§ **WORK TO DO**:
Leave the pictures out and print every record below exactly as it stands.

§ **DATA FOR THE TASK**:
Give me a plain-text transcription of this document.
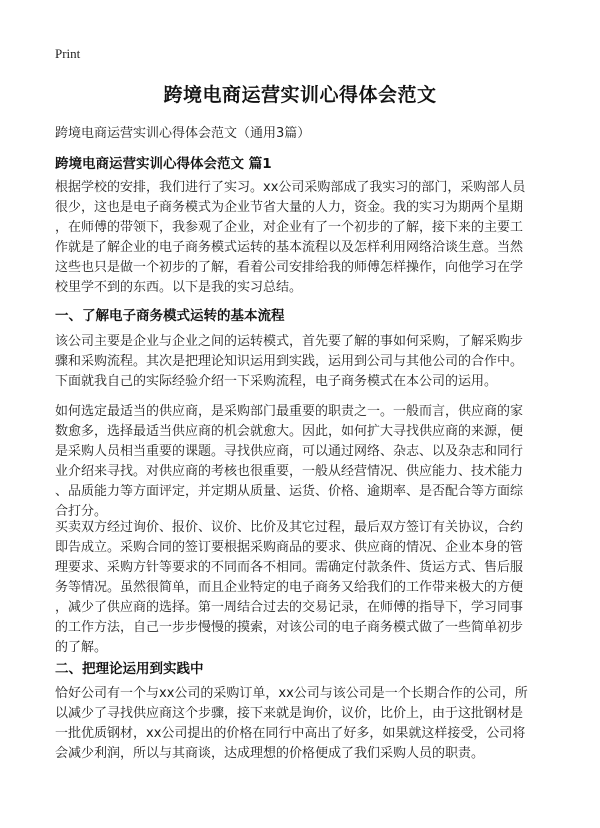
Print
跨境电商运营实训心得体会范文
跨境电商运营实训心得体会范文（通用3篇）
跨境电商运营实训心得体会范文 篇1

根据学校的安排，我们进行了实习。xx公司采购部成了我实习的部门，采购部人员
很少，这也是电子商务模式为企业节省大量的人力，资金。我的实习为期两个星期
，在师傅的带领下，我参观了企业，对企业有了一个初步的了解，接下来的主要工
作就是了解企业的电子商务模式运转的基本流程以及怎样利用网络洽谈生意。当然
这些也只是做一个初步的了解，看着公司安排给我的师傅怎样操作，向他学习在学
校里学不到的东西。以下是我的实习总结。

一、了解电子商务模式运转的基本流程

该公司主要是企业与企业之间的运转模式，首先要了解的事如何采购，了解采购步
骤和采购流程。其次是把理论知识运用到实践，运用到公司与其他公司的合作中。
下面就我自己的实际经验介绍一下采购流程，电子商务模式在本公司的运用。

如何选定最适当的供应商，是采购部门最重要的职责之一。一般而言，供应商的家
数愈多，选择最适当供应商的机会就愈大。因此，如何扩大寻找供应商的来源，便
是采购人员相当重要的课题。寻找供应商，可以通过网络、杂志、以及杂志和同行
业介绍来寻找。对供应商的考核也很重要，一般从经营情况、供应能力、技术能力
、品质能力等方面评定，并定期从质量、运货、价格、逾期率、是否配合等方面综
合打分。

买卖双方经过询价、报价、议价、比价及其它过程，最后双方签订有关协议，合约
即告成立。采购合同的签订要根据采购商品的要求、供应商的情况、企业本身的管
理要求、采购方针等要求的不同而各不相同。需确定付款条件、货运方式、售后服
务等情况。虽然很简单，而且企业特定的电子商务又给我们的工作带来极大的方便
，减少了供应商的选择。第一周结合过去的交易记录，在师傅的指导下，学习同事
的工作方法，自己一步步慢慢的摸索，对该公司的电子商务模式做了一些简单初步
的了解。

二、把理论运用到实践中

恰好公司有一个与xx公司的采购订单，xx公司与该公司是一个长期合作的公司，所
以减少了寻找供应商这个步骤，接下来就是询价，议价，比价上，由于这批钢材是
一批优质钢材，xx公司提出的价格在同行中高出了好多，如果就这样接受，公司将
会减少利润，所以与其商谈，达成理想的价格便成了我们采购人员的职责。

§ **SOLUTION TO THE PROBLEM**:
Give me a plain-text transcription of this document.
Print
跨境电商运营实训心得体会范文
跨境电商运营实训心得体会范文（通用3篇）
跨境电商运营实训心得体会范文 篇1

根据学校的安排，我们进行了实习。xx公司采购部成了我实习的部门，采购部人员
很少，这也是电子商务模式为企业节省大量的人力，资金。我的实习为期两个星期
，在师傅的带领下，我参观了企业，对企业有了一个初步的了解，接下来的主要工
作就是了解企业的电子商务模式运转的基本流程以及怎样利用网络洽谈生意。当然
这些也只是做一个初步的了解，看着公司安排给我的师傅怎样操作，向他学习在学
校里学不到的东西。以下是我的实习总结。

一、了解电子商务模式运转的基本流程

该公司主要是企业与企业之间的运转模式，首先要了解的事如何采购，了解采购步
骤和采购流程。其次是把理论知识运用到实践，运用到公司与其他公司的合作中。
下面就我自己的实际经验介绍一下采购流程，电子商务模式在本公司的运用。

如何选定最适当的供应商，是采购部门最重要的职责之一。一般而言，供应商的家
数愈多，选择最适当供应商的机会就愈大。因此，如何扩大寻找供应商的来源，便
是采购人员相当重要的课题。寻找供应商，可以通过网络、杂志、以及杂志和同行
业介绍来寻找。对供应商的考核也很重要，一般从经营情况、供应能力、技术能力
、品质能力等方面评定，并定期从质量、运货、价格、逾期率、是否配合等方面综
合打分。

买卖双方经过询价、报价、议价、比价及其它过程，最后双方签订有关协议，合约
即告成立。采购合同的签订要根据采购商品的要求、供应商的情况、企业本身的管
理要求、采购方针等要求的不同而各不相同。需确定付款条件、货运方式、售后服
务等情况。虽然很简单，而且企业特定的电子商务又给我们的工作带来极大的方便
，减少了供应商的选择。第一周结合过去的交易记录，在师傅的指导下，学习同事
的工作方法，自己一步步慢慢的摸索，对该公司的电子商务模式做了一些简单初步
的了解。

二、把理论运用到实践中

恰好公司有一个与xx公司的采购订单，xx公司与该公司是一个长期合作的公司，所
以减少了寻找供应商这个步骤，接下来就是询价，议价，比价上，由于这批钢材是
一批优质钢材，xx公司提出的价格在同行中高出了好多，如果就这样接受，公司将
会减少利润，所以与其商谈，达成理想的价格便成了我们采购人员的职责。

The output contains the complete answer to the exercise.